Stated goal –
Count the lines that include the string "name", and give only that number.

Input data –
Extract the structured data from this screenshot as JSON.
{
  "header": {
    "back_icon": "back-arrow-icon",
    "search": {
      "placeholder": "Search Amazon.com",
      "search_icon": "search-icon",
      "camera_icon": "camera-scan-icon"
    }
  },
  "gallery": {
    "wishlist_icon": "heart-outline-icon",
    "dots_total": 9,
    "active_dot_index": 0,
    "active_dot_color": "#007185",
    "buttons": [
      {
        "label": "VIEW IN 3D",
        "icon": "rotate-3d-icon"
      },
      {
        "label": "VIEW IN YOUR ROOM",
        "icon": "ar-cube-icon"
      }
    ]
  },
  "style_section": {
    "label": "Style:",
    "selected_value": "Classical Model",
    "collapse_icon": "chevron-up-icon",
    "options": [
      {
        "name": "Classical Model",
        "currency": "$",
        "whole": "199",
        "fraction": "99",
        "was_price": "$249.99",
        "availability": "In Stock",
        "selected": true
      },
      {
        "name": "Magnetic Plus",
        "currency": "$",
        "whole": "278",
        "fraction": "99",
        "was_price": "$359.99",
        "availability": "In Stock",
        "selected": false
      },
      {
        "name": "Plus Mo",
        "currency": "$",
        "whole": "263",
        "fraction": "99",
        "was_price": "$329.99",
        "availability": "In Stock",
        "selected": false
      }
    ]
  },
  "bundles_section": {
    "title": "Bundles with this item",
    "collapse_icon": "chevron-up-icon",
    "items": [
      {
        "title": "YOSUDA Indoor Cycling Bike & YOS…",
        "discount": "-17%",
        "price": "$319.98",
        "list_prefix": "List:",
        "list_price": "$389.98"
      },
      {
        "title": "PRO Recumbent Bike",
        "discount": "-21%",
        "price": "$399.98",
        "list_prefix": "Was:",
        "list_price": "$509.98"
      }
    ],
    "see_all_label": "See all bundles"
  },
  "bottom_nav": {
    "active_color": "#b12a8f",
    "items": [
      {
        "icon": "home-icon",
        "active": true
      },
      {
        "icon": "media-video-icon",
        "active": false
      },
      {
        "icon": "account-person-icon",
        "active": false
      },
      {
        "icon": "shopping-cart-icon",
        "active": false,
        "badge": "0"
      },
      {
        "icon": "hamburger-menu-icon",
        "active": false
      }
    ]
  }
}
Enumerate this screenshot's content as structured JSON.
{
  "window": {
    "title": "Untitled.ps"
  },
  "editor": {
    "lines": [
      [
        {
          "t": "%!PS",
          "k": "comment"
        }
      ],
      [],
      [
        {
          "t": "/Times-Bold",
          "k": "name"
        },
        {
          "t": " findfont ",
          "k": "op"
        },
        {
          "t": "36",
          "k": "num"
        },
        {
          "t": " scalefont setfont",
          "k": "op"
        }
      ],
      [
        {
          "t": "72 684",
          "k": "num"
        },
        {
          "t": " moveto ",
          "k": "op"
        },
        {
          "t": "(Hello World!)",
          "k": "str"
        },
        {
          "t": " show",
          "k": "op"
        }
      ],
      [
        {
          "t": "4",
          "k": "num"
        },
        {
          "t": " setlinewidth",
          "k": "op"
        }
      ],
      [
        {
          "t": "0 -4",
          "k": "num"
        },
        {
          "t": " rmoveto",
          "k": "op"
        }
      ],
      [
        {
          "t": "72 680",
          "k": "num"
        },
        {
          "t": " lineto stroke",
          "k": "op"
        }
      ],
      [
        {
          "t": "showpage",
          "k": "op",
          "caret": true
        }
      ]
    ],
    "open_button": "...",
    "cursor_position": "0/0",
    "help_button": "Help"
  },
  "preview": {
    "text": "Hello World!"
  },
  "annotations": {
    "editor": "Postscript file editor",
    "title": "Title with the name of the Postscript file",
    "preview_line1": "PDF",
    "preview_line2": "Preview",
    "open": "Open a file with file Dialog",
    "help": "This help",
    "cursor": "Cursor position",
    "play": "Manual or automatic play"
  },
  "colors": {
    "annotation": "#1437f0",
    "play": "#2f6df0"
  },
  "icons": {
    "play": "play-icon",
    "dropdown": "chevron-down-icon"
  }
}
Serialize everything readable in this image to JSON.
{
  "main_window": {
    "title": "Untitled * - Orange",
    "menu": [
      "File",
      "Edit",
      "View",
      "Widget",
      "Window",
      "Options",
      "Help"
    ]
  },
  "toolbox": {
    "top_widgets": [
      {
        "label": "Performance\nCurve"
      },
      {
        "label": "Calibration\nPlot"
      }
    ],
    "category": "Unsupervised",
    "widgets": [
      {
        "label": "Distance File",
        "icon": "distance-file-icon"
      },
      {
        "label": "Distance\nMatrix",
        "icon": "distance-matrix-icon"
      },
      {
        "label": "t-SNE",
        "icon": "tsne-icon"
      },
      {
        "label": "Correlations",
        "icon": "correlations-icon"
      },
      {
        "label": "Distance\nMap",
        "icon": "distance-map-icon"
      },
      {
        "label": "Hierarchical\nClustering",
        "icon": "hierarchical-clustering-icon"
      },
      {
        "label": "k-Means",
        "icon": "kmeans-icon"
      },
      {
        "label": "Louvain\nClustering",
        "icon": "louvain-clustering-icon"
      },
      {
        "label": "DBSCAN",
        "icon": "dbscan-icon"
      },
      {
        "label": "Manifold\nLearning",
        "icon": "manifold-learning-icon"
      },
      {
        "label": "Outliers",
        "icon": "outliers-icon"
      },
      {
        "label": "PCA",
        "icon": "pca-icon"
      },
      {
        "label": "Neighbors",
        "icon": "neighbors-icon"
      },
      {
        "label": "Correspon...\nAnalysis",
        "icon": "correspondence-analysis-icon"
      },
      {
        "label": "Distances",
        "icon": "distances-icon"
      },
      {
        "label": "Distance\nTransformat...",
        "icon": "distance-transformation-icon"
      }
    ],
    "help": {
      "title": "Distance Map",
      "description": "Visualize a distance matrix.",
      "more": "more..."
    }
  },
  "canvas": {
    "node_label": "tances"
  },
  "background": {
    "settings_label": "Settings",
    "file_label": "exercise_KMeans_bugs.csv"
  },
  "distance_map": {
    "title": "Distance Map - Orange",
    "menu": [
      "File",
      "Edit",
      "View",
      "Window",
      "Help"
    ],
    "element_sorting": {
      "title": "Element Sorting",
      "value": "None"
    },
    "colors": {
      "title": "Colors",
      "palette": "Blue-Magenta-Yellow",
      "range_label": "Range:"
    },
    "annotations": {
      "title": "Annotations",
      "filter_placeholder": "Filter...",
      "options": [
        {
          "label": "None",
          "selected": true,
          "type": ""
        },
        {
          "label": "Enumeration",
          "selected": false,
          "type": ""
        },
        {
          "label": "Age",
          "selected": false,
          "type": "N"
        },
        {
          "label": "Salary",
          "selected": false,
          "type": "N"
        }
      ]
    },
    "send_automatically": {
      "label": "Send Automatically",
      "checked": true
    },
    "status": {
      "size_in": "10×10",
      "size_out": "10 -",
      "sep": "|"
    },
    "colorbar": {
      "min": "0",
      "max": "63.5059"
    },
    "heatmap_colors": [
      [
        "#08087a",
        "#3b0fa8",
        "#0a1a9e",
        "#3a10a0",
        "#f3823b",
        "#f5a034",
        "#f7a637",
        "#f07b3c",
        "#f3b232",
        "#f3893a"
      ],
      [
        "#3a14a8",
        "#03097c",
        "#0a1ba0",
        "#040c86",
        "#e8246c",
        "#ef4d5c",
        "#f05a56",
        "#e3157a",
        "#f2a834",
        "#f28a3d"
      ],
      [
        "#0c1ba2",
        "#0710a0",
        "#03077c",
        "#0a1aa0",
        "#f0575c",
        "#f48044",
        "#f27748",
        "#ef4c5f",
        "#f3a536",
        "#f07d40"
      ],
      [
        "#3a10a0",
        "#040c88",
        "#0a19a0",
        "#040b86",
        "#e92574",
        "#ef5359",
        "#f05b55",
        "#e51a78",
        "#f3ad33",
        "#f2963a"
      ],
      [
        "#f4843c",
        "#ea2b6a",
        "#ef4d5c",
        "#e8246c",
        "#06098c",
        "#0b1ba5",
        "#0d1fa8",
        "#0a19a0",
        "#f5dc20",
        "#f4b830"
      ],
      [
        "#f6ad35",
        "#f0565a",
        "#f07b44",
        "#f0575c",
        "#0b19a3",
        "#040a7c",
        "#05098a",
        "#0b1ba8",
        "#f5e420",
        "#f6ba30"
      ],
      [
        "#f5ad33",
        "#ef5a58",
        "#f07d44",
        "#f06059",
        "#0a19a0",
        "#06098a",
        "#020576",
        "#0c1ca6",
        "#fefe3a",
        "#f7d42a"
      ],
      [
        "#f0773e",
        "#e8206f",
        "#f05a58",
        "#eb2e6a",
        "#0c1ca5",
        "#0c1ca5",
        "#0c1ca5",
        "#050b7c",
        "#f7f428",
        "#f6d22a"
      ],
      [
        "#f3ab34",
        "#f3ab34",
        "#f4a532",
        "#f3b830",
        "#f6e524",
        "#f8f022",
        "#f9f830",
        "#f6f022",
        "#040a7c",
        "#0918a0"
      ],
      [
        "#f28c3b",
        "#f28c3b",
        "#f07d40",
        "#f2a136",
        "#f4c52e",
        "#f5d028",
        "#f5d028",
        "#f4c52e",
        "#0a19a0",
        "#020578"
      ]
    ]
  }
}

Solution –
5